*GOAL*:
Take everything from the top of the material down to the line containing "x-tick-label: IV [531, 543, 548, 562]", and rewrite it with "y-tick-label" swapped for "y-axis-label" while leaving all else unchanged.

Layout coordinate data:
####
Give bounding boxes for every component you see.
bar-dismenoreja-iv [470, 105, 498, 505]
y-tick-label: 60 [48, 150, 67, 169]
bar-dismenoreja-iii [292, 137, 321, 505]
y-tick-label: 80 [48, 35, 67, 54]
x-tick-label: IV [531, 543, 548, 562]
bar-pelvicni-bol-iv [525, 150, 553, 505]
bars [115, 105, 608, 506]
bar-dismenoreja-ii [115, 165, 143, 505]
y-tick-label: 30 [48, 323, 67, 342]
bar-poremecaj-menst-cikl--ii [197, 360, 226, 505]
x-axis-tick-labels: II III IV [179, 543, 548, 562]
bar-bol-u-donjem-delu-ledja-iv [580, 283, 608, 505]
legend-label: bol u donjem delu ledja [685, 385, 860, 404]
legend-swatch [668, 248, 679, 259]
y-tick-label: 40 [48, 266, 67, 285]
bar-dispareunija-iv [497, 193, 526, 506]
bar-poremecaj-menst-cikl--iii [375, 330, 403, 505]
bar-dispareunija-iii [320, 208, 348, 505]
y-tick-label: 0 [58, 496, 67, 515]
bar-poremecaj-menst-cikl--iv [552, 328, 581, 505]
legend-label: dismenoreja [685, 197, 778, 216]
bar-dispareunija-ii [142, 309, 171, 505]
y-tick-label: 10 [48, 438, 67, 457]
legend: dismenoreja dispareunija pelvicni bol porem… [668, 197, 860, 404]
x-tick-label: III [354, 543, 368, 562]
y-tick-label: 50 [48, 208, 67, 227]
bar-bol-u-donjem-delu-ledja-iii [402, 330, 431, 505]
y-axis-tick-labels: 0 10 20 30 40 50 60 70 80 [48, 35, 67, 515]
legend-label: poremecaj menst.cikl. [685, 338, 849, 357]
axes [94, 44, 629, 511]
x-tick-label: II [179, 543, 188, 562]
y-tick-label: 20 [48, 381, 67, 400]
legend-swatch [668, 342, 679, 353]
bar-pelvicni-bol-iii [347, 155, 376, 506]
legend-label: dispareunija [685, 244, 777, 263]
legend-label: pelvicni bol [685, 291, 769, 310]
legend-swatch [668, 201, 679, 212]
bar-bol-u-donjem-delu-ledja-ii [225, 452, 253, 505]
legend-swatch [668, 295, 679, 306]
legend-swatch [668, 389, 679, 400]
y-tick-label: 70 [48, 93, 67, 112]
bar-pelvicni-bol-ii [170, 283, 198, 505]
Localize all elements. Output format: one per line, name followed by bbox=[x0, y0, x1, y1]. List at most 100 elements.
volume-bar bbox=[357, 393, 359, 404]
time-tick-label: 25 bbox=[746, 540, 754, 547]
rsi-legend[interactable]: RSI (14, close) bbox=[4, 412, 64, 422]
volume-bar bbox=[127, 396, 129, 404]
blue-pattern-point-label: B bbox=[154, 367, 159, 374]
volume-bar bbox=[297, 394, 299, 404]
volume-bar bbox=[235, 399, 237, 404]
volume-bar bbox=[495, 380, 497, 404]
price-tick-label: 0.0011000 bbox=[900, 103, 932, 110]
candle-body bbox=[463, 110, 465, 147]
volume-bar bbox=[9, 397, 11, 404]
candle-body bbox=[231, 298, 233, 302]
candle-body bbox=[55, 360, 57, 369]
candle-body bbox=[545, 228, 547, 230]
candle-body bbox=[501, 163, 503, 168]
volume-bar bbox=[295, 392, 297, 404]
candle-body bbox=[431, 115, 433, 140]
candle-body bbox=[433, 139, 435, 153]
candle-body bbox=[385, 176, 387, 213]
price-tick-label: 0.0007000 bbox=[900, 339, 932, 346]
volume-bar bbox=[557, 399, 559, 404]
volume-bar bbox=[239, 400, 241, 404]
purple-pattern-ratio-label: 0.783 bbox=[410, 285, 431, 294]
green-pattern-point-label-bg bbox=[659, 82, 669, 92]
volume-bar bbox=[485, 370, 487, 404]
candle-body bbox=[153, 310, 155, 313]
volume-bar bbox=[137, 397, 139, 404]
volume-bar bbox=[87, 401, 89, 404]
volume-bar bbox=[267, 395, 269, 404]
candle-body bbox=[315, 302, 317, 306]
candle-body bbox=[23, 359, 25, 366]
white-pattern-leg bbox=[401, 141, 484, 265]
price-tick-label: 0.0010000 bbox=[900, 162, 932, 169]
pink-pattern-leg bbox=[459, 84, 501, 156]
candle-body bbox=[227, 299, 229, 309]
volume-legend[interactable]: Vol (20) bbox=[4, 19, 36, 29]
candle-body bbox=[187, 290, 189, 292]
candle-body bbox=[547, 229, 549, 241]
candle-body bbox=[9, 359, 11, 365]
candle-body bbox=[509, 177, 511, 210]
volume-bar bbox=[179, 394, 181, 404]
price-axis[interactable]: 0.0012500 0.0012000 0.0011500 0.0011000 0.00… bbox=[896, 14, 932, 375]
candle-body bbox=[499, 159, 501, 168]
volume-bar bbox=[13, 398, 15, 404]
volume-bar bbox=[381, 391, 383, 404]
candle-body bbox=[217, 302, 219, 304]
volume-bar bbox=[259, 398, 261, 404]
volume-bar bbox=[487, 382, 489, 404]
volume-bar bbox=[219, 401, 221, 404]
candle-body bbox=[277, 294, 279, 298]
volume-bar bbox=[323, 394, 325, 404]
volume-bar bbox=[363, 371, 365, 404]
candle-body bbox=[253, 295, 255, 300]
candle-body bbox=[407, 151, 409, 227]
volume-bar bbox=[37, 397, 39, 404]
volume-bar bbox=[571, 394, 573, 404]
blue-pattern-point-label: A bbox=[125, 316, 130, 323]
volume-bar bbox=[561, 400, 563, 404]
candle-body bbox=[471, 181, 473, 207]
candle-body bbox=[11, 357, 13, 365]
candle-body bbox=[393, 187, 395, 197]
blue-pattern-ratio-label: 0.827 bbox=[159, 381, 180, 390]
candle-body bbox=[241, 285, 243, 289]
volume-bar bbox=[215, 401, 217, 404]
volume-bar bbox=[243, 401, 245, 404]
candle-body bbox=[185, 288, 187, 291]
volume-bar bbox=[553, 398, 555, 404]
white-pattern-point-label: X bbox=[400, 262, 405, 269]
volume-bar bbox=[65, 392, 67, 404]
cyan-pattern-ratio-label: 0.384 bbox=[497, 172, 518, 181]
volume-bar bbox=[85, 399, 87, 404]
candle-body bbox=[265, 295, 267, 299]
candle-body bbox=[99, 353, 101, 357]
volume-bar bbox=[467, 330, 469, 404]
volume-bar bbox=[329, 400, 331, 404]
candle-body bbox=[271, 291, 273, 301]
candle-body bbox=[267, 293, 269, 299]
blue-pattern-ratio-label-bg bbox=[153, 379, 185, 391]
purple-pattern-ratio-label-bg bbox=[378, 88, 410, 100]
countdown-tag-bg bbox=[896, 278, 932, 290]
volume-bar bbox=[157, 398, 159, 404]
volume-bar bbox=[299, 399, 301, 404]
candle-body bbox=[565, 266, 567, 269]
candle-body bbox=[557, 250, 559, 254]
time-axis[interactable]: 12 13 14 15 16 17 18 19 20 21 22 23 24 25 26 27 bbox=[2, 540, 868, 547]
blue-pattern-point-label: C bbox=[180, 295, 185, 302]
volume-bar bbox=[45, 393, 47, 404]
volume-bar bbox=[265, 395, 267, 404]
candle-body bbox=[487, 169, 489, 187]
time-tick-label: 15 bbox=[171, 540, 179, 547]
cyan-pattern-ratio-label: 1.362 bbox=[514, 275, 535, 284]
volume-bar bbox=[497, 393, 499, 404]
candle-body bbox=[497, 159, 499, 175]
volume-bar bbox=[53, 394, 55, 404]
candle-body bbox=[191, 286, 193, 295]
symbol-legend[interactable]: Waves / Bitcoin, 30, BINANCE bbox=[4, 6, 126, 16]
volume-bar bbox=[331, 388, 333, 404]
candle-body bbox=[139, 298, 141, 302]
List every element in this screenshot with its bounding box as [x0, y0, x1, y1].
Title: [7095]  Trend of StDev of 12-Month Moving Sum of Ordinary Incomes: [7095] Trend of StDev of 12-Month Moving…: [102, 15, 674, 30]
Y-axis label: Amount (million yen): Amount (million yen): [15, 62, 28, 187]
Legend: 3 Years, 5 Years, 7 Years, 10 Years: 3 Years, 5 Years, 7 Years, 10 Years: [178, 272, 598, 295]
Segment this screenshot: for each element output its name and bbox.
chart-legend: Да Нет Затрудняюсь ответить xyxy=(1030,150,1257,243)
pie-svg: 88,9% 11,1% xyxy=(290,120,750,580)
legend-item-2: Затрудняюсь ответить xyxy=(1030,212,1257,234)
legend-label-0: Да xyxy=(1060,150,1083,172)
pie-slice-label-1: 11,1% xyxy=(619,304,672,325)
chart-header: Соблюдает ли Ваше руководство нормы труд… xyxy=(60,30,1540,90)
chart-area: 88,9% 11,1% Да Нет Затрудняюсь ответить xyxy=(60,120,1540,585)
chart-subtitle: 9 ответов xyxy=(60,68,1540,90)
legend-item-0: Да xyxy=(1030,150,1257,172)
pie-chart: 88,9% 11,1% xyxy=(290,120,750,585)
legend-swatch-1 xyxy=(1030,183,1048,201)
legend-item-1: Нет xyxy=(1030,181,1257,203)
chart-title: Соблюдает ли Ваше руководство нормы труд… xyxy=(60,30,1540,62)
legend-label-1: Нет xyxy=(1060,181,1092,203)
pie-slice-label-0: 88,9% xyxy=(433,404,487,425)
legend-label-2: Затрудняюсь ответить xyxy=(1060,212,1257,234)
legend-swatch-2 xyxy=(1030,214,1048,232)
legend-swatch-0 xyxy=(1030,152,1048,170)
####
*COMPLETED EXERCISE*:
Give bounding boxes for every component you see.
bar-dismenoreja-iv [470, 105, 498, 505]
y-axis-label: 60 [48, 150, 67, 169]
bar-dismenoreja-iii [292, 137, 321, 505]
y-axis-label: 80 [48, 35, 67, 54]
x-tick-label: IV [531, 543, 548, 562]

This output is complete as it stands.